Requirements — Show each line of the data below that has the string "text" in it.

Stored data —
-----

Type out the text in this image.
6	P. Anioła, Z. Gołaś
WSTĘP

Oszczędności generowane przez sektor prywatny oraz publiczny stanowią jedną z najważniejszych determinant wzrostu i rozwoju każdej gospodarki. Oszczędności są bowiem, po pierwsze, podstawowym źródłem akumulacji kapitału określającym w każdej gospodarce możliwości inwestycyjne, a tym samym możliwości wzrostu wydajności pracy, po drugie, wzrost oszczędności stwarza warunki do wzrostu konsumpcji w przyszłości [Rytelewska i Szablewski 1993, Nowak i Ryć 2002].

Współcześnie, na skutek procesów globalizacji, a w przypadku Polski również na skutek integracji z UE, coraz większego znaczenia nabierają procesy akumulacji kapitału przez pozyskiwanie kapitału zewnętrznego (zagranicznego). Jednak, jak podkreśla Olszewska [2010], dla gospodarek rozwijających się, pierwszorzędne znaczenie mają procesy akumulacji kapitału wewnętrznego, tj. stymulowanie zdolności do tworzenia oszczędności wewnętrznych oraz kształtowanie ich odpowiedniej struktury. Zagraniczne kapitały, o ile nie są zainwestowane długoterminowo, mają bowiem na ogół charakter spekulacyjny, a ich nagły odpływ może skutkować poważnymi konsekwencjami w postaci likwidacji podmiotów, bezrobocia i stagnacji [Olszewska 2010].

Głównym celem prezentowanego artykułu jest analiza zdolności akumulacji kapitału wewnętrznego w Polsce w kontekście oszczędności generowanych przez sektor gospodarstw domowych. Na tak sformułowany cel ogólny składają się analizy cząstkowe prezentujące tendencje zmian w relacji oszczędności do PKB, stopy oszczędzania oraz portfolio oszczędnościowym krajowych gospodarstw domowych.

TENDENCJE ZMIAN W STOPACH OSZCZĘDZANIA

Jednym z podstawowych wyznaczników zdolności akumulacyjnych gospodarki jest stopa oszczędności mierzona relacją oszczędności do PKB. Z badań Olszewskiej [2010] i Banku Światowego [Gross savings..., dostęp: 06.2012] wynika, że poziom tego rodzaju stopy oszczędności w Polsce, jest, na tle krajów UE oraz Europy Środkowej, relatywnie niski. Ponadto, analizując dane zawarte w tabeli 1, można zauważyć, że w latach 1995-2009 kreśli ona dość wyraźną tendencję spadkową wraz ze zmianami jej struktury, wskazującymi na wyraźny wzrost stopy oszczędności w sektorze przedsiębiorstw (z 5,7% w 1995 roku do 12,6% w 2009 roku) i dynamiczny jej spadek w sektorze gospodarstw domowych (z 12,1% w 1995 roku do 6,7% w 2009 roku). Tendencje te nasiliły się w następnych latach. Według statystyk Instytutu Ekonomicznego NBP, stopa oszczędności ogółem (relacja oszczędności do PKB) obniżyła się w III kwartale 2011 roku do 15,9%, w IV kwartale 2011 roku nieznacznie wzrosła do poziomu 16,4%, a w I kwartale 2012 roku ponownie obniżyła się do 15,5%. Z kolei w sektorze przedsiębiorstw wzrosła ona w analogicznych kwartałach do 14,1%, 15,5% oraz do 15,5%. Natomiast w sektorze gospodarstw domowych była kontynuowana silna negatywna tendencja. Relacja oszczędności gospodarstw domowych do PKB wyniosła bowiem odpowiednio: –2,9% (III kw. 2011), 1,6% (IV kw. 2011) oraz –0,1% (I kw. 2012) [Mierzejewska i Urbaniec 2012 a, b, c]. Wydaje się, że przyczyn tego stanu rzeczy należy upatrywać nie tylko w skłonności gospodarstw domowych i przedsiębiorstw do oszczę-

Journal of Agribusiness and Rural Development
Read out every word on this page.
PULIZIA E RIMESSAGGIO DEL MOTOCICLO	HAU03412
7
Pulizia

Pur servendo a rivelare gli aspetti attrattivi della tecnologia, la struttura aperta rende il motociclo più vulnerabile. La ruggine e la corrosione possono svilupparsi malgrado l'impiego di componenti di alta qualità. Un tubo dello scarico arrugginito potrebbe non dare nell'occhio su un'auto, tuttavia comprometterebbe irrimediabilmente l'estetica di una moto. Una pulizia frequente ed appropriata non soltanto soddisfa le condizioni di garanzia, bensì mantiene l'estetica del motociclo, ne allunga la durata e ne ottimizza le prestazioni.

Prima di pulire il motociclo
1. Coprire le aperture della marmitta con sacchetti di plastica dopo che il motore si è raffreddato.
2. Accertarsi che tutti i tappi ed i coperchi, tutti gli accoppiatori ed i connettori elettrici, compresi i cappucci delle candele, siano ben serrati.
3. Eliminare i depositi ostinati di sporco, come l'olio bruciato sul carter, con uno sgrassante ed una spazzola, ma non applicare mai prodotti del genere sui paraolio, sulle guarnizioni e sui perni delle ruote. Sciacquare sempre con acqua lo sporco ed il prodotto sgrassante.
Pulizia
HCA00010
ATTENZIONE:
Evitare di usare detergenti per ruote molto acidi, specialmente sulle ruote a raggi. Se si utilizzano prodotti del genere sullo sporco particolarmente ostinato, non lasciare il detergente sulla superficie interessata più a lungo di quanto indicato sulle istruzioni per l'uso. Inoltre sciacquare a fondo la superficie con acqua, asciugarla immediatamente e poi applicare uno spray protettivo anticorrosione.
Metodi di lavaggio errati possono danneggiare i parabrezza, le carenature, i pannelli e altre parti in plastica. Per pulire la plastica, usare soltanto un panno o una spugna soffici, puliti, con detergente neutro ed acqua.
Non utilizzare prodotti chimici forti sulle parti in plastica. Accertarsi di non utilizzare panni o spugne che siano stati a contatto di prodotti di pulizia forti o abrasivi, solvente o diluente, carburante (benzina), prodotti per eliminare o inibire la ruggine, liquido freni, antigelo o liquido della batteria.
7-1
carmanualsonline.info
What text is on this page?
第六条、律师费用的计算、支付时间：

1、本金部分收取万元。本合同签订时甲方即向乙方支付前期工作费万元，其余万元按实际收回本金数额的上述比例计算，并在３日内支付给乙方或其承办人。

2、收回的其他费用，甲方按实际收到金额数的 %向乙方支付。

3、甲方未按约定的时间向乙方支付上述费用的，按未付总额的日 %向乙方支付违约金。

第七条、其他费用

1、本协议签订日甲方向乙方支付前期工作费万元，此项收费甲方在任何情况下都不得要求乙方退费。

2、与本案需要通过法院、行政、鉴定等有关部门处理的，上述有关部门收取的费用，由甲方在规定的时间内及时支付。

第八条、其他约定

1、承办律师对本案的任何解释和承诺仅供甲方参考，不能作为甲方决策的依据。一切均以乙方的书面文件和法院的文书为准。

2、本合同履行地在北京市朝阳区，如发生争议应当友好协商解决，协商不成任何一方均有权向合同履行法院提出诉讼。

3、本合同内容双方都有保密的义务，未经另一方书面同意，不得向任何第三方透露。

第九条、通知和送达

-----

Output for this exercise —
Type out the text in this image.
What text is on this page?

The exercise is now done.